Extracted data entries
»»
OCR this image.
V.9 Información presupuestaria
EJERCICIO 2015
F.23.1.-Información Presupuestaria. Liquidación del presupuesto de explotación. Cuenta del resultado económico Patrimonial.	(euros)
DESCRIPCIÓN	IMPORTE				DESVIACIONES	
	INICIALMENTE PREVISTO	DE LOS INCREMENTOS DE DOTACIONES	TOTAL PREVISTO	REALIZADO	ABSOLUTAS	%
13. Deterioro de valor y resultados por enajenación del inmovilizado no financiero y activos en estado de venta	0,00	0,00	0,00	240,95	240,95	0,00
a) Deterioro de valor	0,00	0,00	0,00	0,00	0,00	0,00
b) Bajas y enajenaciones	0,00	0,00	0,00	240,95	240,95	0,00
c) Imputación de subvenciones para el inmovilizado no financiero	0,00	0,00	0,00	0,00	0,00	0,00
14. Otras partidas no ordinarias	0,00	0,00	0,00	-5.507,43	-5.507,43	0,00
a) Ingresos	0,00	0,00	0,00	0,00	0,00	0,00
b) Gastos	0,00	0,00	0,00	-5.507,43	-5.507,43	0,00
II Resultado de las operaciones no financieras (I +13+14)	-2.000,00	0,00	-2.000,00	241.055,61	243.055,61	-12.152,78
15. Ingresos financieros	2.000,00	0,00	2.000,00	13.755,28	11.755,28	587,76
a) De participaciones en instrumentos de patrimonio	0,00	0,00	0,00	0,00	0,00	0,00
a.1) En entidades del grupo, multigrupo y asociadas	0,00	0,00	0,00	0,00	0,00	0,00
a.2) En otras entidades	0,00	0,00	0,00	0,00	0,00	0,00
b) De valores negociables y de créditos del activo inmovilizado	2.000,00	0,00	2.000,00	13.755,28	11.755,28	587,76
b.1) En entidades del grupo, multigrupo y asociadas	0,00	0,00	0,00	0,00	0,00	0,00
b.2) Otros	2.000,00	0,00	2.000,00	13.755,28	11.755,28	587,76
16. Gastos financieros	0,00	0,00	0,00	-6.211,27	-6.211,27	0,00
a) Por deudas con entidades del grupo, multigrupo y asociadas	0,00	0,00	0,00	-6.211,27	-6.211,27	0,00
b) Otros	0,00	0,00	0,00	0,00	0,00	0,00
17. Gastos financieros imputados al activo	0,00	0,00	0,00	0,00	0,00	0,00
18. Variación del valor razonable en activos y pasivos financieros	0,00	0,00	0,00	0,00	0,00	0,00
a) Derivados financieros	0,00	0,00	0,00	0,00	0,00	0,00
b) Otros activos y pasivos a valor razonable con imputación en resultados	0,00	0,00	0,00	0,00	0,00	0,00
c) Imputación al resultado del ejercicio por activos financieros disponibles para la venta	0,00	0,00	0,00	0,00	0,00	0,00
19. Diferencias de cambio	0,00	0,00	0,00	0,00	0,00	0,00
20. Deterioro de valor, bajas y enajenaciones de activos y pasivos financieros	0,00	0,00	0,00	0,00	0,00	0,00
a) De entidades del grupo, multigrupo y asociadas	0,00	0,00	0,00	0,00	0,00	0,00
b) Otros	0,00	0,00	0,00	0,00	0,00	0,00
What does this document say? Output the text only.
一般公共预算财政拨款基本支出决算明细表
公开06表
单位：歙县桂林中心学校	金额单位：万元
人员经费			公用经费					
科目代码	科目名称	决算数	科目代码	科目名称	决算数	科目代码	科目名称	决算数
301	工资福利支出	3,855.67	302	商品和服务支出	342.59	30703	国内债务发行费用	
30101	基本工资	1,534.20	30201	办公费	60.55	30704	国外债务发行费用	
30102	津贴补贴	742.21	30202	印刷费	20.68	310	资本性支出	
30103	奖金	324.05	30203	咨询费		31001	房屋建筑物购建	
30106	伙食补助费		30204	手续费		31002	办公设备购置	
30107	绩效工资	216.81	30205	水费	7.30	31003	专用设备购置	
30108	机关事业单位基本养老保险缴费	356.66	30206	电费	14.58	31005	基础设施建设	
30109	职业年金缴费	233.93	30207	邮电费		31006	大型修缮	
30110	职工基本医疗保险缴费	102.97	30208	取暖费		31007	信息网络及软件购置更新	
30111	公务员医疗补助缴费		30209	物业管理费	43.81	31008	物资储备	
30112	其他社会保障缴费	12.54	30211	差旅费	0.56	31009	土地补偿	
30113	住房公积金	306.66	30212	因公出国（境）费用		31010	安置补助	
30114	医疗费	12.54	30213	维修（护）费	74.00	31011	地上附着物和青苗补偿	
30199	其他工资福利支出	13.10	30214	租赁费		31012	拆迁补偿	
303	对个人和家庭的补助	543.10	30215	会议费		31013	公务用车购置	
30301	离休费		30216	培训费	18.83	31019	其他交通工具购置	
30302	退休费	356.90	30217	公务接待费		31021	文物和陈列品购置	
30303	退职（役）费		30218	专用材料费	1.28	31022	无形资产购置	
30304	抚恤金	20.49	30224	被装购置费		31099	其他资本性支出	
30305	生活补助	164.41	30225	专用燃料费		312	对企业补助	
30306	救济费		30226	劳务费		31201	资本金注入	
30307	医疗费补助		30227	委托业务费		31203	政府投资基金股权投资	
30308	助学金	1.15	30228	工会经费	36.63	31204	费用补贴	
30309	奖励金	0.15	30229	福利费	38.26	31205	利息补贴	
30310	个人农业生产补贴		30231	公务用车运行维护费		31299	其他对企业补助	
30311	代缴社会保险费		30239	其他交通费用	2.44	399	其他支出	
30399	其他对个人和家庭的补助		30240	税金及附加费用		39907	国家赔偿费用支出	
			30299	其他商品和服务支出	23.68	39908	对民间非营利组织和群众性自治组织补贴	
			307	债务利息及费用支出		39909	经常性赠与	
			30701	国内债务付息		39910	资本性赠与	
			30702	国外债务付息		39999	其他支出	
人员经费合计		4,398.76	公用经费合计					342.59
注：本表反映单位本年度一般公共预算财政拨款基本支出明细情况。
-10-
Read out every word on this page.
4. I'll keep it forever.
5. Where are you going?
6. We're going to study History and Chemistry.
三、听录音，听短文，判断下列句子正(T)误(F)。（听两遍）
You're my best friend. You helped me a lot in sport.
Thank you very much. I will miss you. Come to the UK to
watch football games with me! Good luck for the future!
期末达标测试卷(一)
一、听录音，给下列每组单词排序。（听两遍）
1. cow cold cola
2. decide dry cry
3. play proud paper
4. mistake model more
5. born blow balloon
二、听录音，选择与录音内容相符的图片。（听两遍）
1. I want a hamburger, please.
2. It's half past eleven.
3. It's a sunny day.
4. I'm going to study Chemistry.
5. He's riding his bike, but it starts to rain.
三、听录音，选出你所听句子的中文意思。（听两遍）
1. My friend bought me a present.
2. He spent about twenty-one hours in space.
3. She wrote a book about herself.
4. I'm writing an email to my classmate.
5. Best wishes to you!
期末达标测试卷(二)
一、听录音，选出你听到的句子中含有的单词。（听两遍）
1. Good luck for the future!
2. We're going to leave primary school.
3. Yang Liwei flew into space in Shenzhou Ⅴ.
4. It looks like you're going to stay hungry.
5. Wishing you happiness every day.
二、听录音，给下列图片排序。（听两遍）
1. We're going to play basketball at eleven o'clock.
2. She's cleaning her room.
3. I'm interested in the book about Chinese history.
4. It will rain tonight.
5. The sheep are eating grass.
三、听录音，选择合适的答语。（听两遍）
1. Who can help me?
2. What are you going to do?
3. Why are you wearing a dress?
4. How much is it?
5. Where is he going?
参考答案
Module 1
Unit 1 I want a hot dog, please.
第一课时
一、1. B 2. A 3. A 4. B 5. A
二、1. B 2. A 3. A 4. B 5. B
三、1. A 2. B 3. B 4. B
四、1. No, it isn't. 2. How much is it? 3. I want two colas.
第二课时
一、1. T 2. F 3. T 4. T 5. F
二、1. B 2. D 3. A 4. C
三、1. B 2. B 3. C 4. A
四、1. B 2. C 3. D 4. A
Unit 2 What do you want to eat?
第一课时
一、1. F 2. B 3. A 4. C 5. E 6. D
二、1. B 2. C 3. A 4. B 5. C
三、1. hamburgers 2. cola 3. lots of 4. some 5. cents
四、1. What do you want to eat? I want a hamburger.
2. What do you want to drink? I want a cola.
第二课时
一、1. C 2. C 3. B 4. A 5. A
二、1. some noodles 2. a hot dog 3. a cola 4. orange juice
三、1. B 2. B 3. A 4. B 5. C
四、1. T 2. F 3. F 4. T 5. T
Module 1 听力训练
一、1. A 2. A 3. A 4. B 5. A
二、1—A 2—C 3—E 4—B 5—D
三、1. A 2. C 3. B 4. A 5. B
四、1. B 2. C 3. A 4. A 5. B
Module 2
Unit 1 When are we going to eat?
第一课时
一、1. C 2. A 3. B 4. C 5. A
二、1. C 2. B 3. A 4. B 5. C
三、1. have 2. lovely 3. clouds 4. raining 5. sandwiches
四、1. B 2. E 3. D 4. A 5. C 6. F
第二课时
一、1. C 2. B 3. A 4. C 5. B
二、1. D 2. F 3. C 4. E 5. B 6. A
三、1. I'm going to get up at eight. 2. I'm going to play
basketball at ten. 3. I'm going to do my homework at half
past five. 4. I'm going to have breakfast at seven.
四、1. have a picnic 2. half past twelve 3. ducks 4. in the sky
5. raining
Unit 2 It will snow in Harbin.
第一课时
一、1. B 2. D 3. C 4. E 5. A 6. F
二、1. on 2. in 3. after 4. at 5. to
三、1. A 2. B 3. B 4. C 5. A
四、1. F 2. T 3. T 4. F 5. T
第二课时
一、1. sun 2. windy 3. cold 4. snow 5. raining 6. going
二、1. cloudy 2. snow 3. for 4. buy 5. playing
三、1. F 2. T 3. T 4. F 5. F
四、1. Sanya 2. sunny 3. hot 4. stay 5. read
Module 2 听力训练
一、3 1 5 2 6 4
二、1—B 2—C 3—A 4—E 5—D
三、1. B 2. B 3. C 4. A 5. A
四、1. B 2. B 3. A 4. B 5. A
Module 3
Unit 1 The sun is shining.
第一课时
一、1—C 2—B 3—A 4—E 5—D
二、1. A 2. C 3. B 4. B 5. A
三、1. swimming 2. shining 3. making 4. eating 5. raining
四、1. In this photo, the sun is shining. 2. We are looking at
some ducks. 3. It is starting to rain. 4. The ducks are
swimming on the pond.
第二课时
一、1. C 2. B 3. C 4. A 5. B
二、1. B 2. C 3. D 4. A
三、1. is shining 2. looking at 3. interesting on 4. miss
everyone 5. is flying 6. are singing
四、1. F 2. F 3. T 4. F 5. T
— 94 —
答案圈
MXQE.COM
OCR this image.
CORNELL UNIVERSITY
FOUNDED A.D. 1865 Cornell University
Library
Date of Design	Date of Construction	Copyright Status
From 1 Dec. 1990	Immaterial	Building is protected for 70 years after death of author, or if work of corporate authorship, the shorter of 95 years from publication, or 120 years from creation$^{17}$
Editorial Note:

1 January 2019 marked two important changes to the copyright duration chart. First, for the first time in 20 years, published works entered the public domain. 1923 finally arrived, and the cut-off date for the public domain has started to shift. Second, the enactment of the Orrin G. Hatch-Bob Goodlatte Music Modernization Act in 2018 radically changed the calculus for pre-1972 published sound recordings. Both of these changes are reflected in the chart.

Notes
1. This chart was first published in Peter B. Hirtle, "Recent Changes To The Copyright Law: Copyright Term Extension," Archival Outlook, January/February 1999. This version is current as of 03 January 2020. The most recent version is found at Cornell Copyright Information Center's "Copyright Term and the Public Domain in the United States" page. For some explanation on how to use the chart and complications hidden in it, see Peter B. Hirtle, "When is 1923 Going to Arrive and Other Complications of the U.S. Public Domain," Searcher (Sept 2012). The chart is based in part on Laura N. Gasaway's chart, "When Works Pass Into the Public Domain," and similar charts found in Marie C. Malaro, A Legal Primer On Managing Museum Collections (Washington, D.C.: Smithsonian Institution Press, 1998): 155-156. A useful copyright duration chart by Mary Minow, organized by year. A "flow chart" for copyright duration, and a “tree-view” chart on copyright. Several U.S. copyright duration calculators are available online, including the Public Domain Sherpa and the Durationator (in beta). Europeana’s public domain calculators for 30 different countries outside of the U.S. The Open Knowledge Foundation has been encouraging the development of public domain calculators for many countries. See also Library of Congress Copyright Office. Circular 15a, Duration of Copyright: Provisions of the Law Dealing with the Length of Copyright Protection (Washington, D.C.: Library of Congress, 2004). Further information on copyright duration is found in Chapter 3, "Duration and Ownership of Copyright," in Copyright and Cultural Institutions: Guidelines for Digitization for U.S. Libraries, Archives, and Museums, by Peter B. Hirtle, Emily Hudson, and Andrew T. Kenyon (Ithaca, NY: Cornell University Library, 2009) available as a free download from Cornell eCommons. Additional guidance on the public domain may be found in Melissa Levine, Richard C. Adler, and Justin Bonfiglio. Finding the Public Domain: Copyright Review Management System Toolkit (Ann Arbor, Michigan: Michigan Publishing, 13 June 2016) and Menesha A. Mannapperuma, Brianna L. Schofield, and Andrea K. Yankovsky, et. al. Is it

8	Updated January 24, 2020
««
What the exercise asks: Each line that holds the word "study" should be extracted from the records.

Finished task:
6. We're going to study History and Chemistry.
4. I'm going to study Chemistry.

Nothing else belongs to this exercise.